▶ **WORK INSTRUCTIONS**
Report back each line of the records that contains the string "items".

** start of DATA ROWS **

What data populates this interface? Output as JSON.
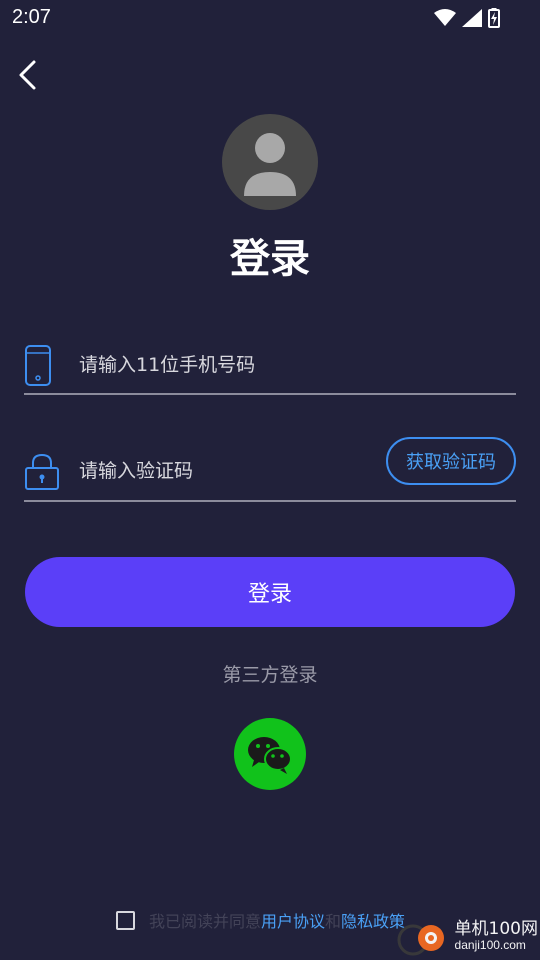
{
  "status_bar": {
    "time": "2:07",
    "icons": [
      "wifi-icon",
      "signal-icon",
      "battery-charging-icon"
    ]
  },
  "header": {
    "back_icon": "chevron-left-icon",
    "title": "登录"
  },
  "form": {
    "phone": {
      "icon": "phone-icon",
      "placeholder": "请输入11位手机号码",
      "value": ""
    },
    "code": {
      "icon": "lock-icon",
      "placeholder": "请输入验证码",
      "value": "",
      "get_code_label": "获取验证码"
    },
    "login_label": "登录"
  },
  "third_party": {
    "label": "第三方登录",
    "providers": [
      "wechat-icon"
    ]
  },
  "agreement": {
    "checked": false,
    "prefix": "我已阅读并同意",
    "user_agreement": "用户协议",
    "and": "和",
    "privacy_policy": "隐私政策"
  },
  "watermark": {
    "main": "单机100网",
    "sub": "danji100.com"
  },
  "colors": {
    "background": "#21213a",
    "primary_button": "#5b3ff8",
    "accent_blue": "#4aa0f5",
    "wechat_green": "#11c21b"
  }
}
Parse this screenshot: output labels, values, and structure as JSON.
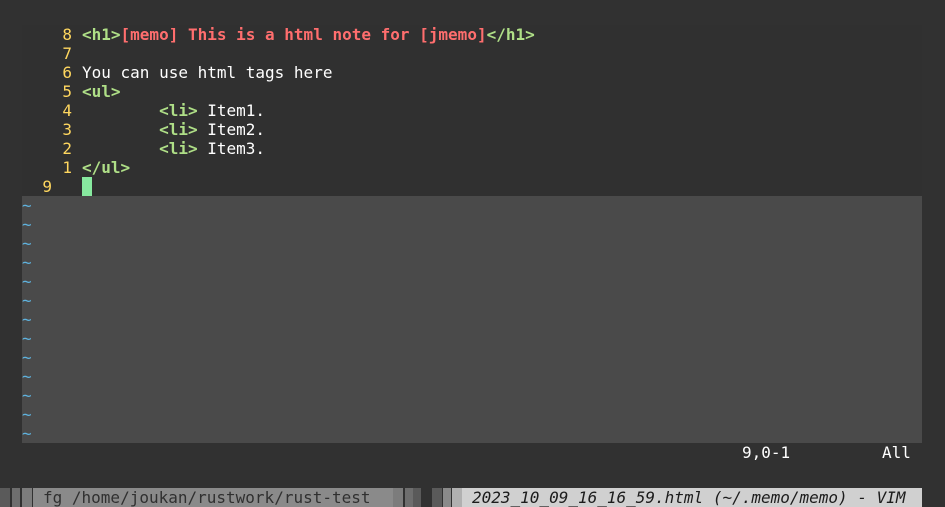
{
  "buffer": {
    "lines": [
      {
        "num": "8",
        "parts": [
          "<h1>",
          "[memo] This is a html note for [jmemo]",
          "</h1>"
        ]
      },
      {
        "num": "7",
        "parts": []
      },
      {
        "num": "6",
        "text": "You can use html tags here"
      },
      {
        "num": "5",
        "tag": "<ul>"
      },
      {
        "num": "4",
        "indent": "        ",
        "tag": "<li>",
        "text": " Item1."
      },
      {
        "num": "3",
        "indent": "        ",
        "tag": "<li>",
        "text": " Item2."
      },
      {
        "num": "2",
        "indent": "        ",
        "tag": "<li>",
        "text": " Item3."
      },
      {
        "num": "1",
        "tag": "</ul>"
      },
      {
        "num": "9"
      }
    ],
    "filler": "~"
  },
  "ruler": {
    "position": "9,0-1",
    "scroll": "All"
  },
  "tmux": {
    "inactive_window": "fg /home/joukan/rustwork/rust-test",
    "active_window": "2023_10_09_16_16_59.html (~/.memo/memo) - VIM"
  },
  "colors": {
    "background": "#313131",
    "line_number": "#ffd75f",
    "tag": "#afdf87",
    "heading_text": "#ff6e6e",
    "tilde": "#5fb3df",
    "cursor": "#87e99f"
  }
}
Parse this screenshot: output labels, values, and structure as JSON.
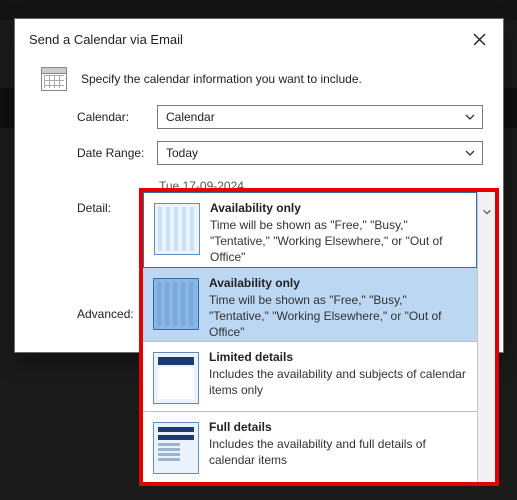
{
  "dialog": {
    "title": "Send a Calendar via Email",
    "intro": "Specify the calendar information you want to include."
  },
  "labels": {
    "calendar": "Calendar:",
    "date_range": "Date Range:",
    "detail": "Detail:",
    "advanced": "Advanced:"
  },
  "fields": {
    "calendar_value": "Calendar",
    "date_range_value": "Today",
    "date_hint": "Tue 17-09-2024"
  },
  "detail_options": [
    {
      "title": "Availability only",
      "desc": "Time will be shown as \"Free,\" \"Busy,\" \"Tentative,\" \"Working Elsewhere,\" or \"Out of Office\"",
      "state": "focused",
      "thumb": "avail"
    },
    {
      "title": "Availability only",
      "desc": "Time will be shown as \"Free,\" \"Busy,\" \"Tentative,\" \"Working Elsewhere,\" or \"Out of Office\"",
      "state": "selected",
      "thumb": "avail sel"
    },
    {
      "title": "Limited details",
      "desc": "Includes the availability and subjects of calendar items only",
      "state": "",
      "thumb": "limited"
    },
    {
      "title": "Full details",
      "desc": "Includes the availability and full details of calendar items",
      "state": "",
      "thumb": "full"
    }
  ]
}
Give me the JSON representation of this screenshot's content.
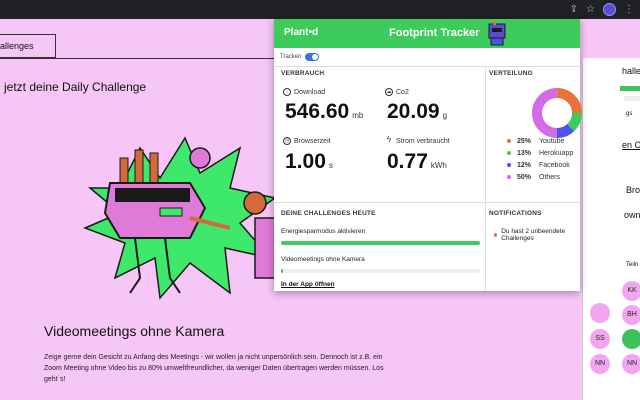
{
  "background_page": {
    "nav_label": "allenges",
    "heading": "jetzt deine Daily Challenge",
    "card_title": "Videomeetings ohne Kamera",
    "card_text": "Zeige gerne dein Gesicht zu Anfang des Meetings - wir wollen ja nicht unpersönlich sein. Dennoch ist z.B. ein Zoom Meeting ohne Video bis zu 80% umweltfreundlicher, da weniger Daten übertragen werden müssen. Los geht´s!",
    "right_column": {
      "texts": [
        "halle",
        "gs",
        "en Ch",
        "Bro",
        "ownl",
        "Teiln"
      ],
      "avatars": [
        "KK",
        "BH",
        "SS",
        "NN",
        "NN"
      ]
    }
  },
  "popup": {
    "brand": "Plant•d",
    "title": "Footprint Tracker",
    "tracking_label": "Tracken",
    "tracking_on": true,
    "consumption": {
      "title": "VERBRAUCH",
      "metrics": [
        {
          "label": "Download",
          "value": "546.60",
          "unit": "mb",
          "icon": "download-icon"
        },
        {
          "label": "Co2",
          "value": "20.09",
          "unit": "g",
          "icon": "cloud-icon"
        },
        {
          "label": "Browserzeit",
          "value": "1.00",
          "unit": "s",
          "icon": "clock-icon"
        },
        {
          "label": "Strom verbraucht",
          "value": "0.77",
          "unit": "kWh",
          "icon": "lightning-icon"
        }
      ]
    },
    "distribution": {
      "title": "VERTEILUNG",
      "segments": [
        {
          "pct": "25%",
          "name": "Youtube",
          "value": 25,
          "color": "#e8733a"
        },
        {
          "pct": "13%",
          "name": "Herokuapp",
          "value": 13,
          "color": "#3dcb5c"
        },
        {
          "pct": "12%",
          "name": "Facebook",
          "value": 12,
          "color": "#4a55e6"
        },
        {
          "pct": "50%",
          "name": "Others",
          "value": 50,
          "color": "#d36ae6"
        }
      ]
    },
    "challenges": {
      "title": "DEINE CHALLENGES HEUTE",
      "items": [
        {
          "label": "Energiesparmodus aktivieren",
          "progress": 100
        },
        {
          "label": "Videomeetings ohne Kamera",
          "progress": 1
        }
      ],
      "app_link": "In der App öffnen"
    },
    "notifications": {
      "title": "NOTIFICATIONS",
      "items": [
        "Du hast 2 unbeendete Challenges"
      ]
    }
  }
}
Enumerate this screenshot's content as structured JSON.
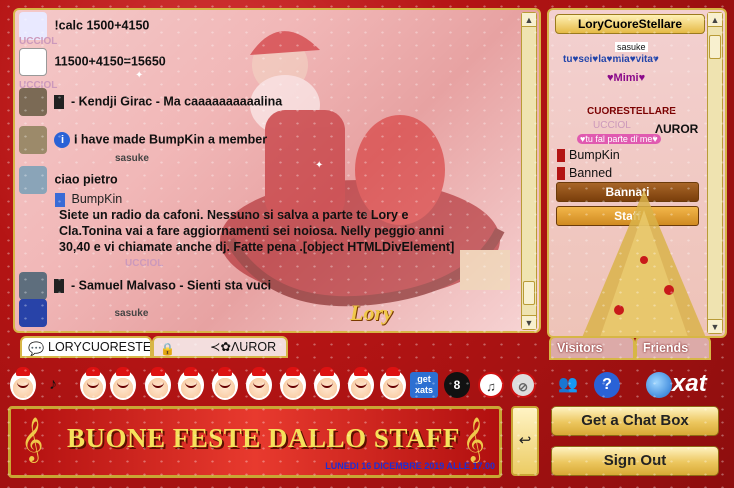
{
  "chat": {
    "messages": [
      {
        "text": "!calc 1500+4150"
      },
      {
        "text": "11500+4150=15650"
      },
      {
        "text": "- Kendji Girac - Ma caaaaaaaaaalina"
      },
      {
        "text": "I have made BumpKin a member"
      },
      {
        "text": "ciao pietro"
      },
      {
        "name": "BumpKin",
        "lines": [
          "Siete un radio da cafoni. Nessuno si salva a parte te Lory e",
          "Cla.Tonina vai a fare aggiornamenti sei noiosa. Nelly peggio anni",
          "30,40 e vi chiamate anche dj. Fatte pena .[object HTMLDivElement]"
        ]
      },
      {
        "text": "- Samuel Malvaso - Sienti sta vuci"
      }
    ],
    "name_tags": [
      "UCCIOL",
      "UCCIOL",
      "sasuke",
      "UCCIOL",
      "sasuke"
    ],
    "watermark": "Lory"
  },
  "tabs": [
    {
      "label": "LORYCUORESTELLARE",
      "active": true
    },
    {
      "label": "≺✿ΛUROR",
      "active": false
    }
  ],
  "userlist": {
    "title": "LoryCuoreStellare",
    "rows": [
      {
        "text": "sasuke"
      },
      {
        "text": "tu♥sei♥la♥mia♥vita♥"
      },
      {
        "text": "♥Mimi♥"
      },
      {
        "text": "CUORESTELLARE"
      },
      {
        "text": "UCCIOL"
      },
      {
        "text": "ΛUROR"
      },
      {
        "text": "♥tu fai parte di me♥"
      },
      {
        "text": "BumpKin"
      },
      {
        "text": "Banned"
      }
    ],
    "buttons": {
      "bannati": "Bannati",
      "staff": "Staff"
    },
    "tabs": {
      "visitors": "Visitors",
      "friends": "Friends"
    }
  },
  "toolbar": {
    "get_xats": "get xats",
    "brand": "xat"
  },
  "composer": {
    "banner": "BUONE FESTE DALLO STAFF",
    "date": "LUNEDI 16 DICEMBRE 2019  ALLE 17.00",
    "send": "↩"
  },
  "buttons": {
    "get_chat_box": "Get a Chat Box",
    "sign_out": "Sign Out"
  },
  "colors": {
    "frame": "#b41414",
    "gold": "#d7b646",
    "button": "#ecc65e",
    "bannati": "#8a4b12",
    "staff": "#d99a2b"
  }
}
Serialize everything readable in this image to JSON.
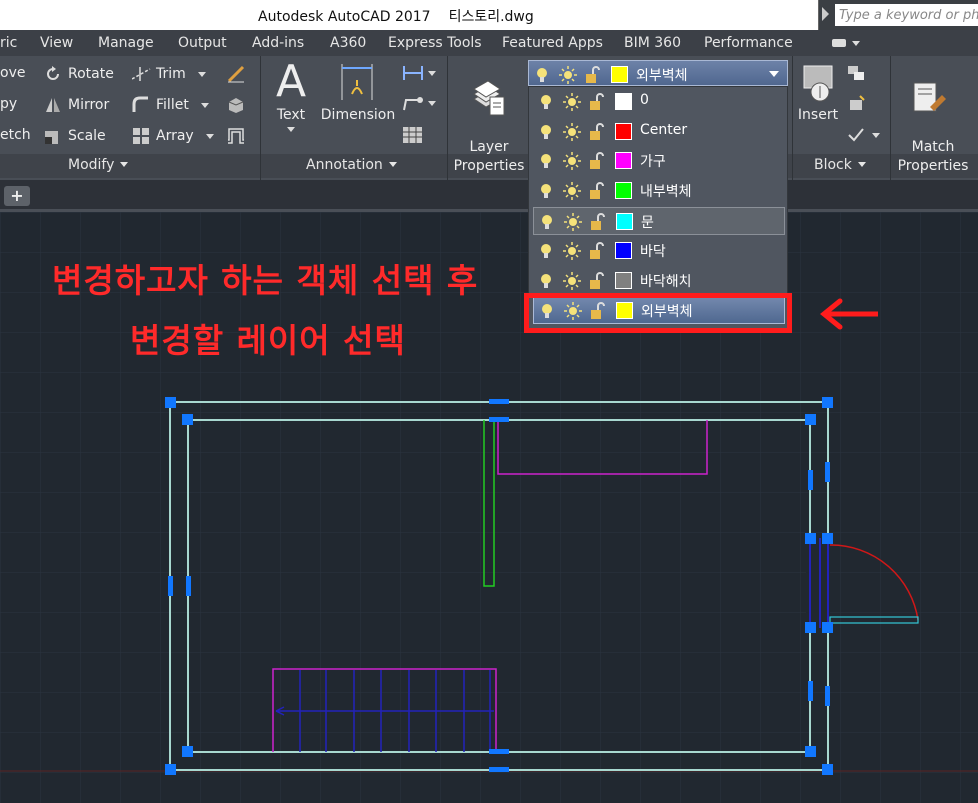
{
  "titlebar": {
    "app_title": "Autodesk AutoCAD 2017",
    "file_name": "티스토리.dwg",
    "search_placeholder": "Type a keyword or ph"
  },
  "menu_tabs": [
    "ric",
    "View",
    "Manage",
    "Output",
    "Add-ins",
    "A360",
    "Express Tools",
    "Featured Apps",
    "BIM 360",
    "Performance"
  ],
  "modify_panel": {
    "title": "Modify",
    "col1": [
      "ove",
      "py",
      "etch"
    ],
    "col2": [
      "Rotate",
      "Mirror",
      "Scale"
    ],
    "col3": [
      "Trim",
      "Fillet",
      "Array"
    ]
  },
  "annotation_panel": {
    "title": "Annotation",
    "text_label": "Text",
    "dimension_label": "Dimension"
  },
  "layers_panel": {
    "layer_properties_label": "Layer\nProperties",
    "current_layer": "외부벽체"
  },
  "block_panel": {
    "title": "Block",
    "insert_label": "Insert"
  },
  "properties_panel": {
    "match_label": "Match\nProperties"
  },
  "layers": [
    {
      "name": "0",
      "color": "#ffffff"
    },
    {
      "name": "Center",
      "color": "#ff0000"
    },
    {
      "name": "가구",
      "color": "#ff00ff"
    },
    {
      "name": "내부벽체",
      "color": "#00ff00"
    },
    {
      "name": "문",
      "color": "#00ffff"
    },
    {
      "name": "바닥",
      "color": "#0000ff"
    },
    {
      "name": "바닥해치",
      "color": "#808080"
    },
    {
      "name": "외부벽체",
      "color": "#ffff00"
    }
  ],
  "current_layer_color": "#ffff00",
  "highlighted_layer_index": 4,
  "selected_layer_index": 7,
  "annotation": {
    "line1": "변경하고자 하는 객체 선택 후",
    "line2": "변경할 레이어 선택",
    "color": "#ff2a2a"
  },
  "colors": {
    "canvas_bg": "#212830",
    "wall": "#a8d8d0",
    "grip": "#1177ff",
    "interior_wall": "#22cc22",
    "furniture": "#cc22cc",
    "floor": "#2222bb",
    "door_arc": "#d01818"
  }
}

** end of DATA ROWS **

▶ **SOLVED PROBLEM**
      "desc": "Includes the availability and subjects of calendar items only",
      "desc": "Includes the availability and full details of calendar items",
      "items": [
      "items": [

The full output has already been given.